* start *

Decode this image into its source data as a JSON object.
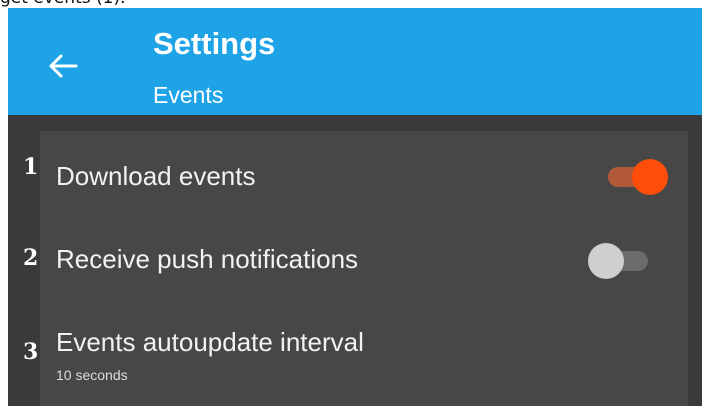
{
  "fragment": {
    "text": "get events (1)."
  },
  "header": {
    "title": "Settings",
    "subtitle": "Events",
    "back_icon": "arrow-left-icon"
  },
  "settings": [
    {
      "number": "1",
      "label": "Download events",
      "control": "toggle",
      "on": true
    },
    {
      "number": "2",
      "label": "Receive push notifications",
      "control": "toggle",
      "on": false
    },
    {
      "number": "3",
      "label": "Events autoupdate interval",
      "value": "10 seconds"
    }
  ],
  "colors": {
    "appbar": "#1ea3e6",
    "panel": "#474747",
    "background": "#3a3a3a",
    "toggle_on_thumb": "#ff4d0a",
    "toggle_on_track": "#b2593a",
    "toggle_off_thumb": "#cfcfcf",
    "toggle_off_track": "#6b6b6b"
  }
}
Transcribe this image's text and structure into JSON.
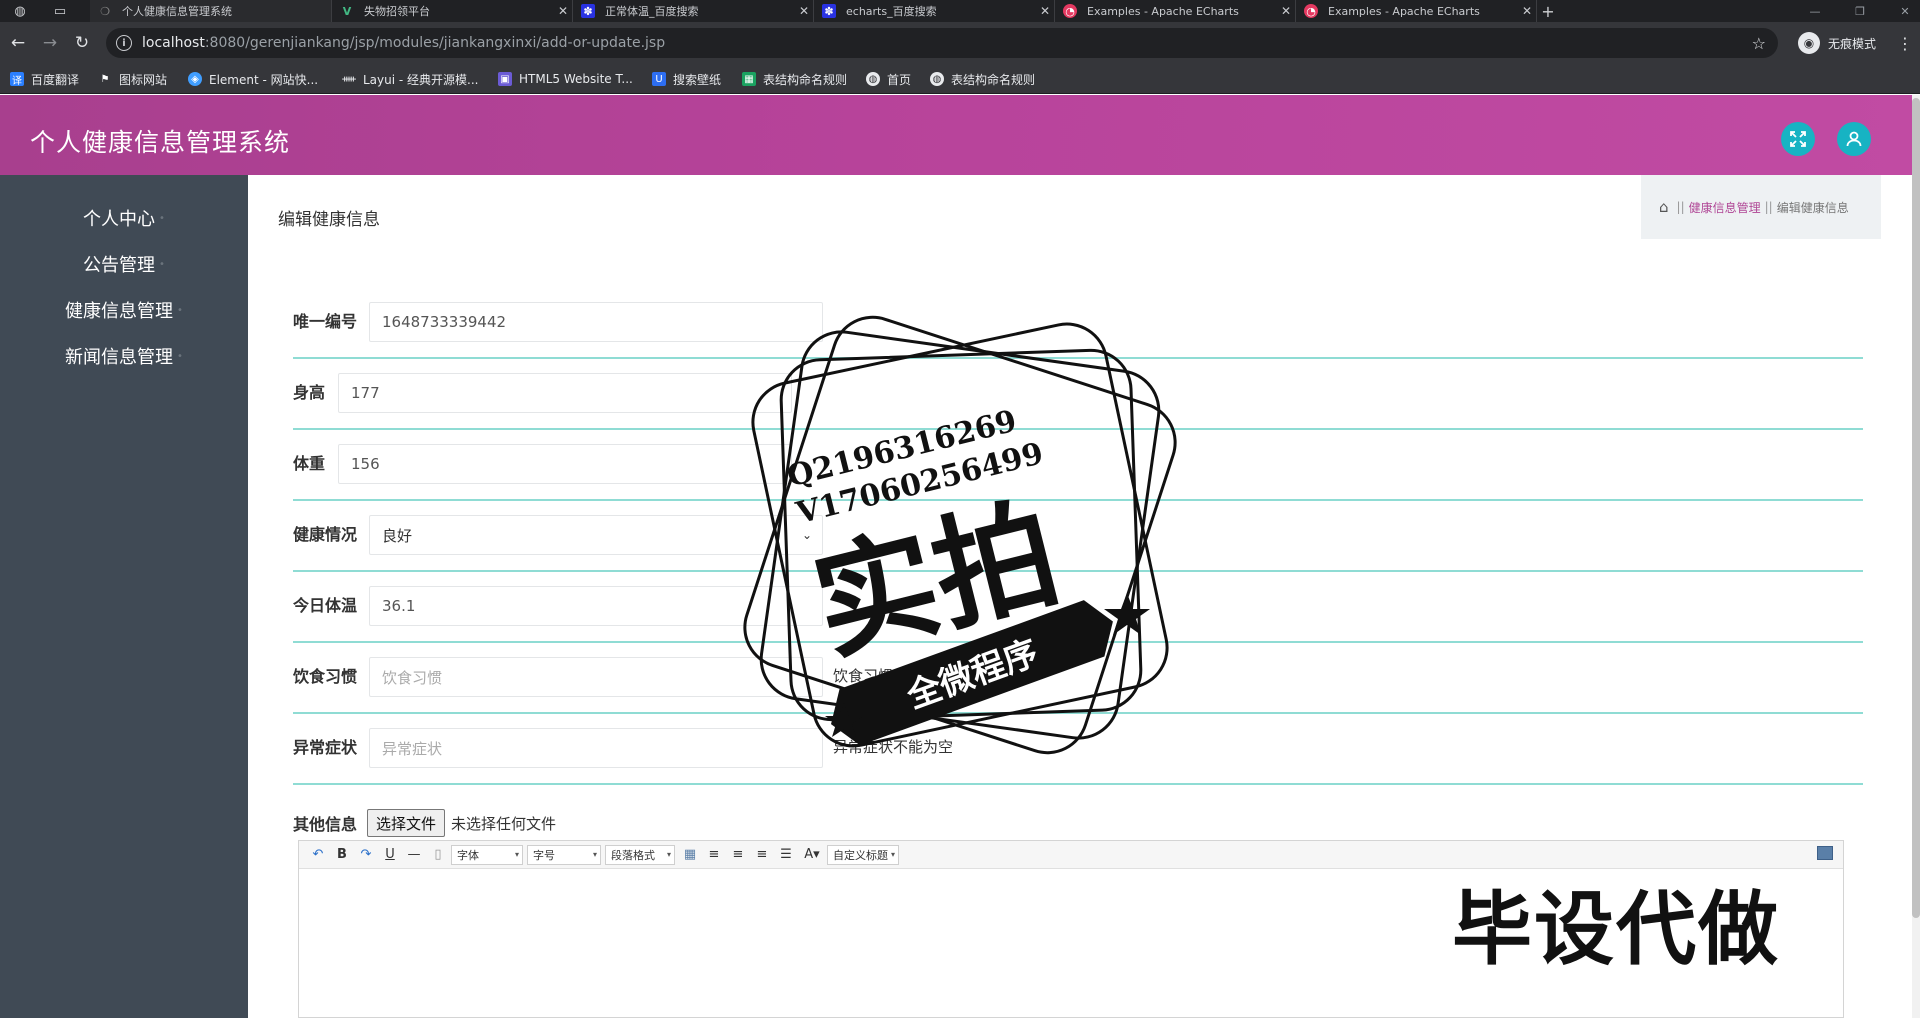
{
  "browser": {
    "tabs": [
      {
        "label": "个人健康信息管理系统",
        "icon": "page-icon"
      },
      {
        "label": "失物招领平台",
        "icon": "vue-icon"
      },
      {
        "label": "正常体温_百度搜索",
        "icon": "baidu-icon"
      },
      {
        "label": "echarts_百度搜索",
        "icon": "baidu-icon"
      },
      {
        "label": "Examples - Apache ECharts",
        "icon": "echarts-icon"
      },
      {
        "label": "Examples - Apache ECharts",
        "icon": "echarts-icon"
      }
    ],
    "url_host": "localhost",
    "url_path": ":8080/gerenjiankang/jsp/modules/jiankangxinxi/add-or-update.jsp",
    "profile_label": "无痕模式",
    "bookmarks": [
      {
        "label": "百度翻译"
      },
      {
        "label": "图标网站"
      },
      {
        "label": "Element - 网站快..."
      },
      {
        "label": "Layui - 经典开源模..."
      },
      {
        "label": "HTML5 Website T..."
      },
      {
        "label": "搜索壁纸"
      },
      {
        "label": "表结构命名规则"
      },
      {
        "label": "首页"
      },
      {
        "label": "表结构命名规则"
      }
    ]
  },
  "app": {
    "title": "个人健康信息管理系统",
    "sidebar": [
      {
        "label": "个人中心"
      },
      {
        "label": "公告管理"
      },
      {
        "label": "健康信息管理"
      },
      {
        "label": "新闻信息管理"
      }
    ],
    "page_title": "编辑健康信息",
    "breadcrumb": {
      "parent": "健康信息管理",
      "current": "编辑健康信息",
      "sep": "||"
    }
  },
  "form": {
    "id": {
      "label": "唯一编号",
      "value": "1648733339442"
    },
    "height": {
      "label": "身高",
      "value": "177"
    },
    "weight": {
      "label": "体重",
      "value": "156"
    },
    "health": {
      "label": "健康情况",
      "value": "良好"
    },
    "temperature": {
      "label": "今日体温",
      "value": "36.1"
    },
    "diet": {
      "label": "饮食习惯",
      "placeholder": "饮食习惯",
      "hint": "饮食习惯不能为空"
    },
    "symptom": {
      "label": "异常症状",
      "placeholder": "异常症状",
      "hint": "异常症状不能为空"
    },
    "other": {
      "label": "其他信息",
      "file_button": "选择文件",
      "file_status": "未选择任何文件"
    }
  },
  "editor": {
    "font_label": "字体",
    "size_label": "字号",
    "para_label": "段落格式",
    "custom_label": "自定义标题"
  },
  "watermark": {
    "qq": "Q2196316269",
    "vx": "V17060256499",
    "big": "实拍",
    "banner": "全微程序",
    "corner": "毕设代做"
  }
}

* end *

*TASK*. Each entry shown above must be quoted exactly, with its pictures left out.

*FULL RESPONSE*.
Decode this image into its source data as a JSON object.
{
  "fragment": {
    "text": "get events (1)."
  },
  "header": {
    "title": "Settings",
    "subtitle": "Events",
    "back_icon": "arrow-left-icon"
  },
  "settings": [
    {
      "number": "1",
      "label": "Download events",
      "control": "toggle",
      "on": true
    },
    {
      "number": "2",
      "label": "Receive push notifications",
      "control": "toggle",
      "on": false
    },
    {
      "number": "3",
      "label": "Events autoupdate interval",
      "value": "10 seconds"
    }
  ],
  "colors": {
    "appbar": "#1ea3e6",
    "panel": "#474747",
    "background": "#3a3a3a",
    "toggle_on_thumb": "#ff4d0a",
    "toggle_on_track": "#b2593a",
    "toggle_off_thumb": "#cfcfcf",
    "toggle_off_track": "#6b6b6b"
  }
}
Transcribe this image's text and structure into JSON.
{
  "browser": {
    "tabs": [
      {
        "label": "个人健康信息管理系统",
        "icon": "page-icon"
      },
      {
        "label": "失物招领平台",
        "icon": "vue-icon"
      },
      {
        "label": "正常体温_百度搜索",
        "icon": "baidu-icon"
      },
      {
        "label": "echarts_百度搜索",
        "icon": "baidu-icon"
      },
      {
        "label": "Examples - Apache ECharts",
        "icon": "echarts-icon"
      },
      {
        "label": "Examples - Apache ECharts",
        "icon": "echarts-icon"
      }
    ],
    "url_host": "localhost",
    "url_path": ":8080/gerenjiankang/jsp/modules/jiankangxinxi/add-or-update.jsp",
    "profile_label": "无痕模式",
    "bookmarks": [
      {
        "label": "百度翻译"
      },
      {
        "label": "图标网站"
      },
      {
        "label": "Element - 网站快..."
      },
      {
        "label": "Layui - 经典开源模..."
      },
      {
        "label": "HTML5 Website T..."
      },
      {
        "label": "搜索壁纸"
      },
      {
        "label": "表结构命名规则"
      },
      {
        "label": "首页"
      },
      {
        "label": "表结构命名规则"
      }
    ]
  },
  "app": {
    "title": "个人健康信息管理系统",
    "sidebar": [
      {
        "label": "个人中心"
      },
      {
        "label": "公告管理"
      },
      {
        "label": "健康信息管理"
      },
      {
        "label": "新闻信息管理"
      }
    ],
    "page_title": "编辑健康信息",
    "breadcrumb": {
      "parent": "健康信息管理",
      "current": "编辑健康信息",
      "sep": "||"
    }
  },
  "form": {
    "id": {
      "label": "唯一编号",
      "value": "1648733339442"
    },
    "height": {
      "label": "身高",
      "value": "177"
    },
    "weight": {
      "label": "体重",
      "value": "156"
    },
    "health": {
      "label": "健康情况",
      "value": "良好"
    },
    "temperature": {
      "label": "今日体温",
      "value": "36.1"
    },
    "diet": {
      "label": "饮食习惯",
      "placeholder": "饮食习惯",
      "hint": "饮食习惯不能为空"
    },
    "symptom": {
      "label": "异常症状",
      "placeholder": "异常症状",
      "hint": "异常症状不能为空"
    },
    "other": {
      "label": "其他信息",
      "file_button": "选择文件",
      "file_status": "未选择任何文件"
    }
  },
  "editor": {
    "font_label": "字体",
    "size_label": "字号",
    "para_label": "段落格式",
    "custom_label": "自定义标题"
  },
  "watermark": {
    "qq": "Q2196316269",
    "vx": "V17060256499",
    "big": "实拍",
    "banner": "全微程序",
    "corner": "毕设代做"
  }
}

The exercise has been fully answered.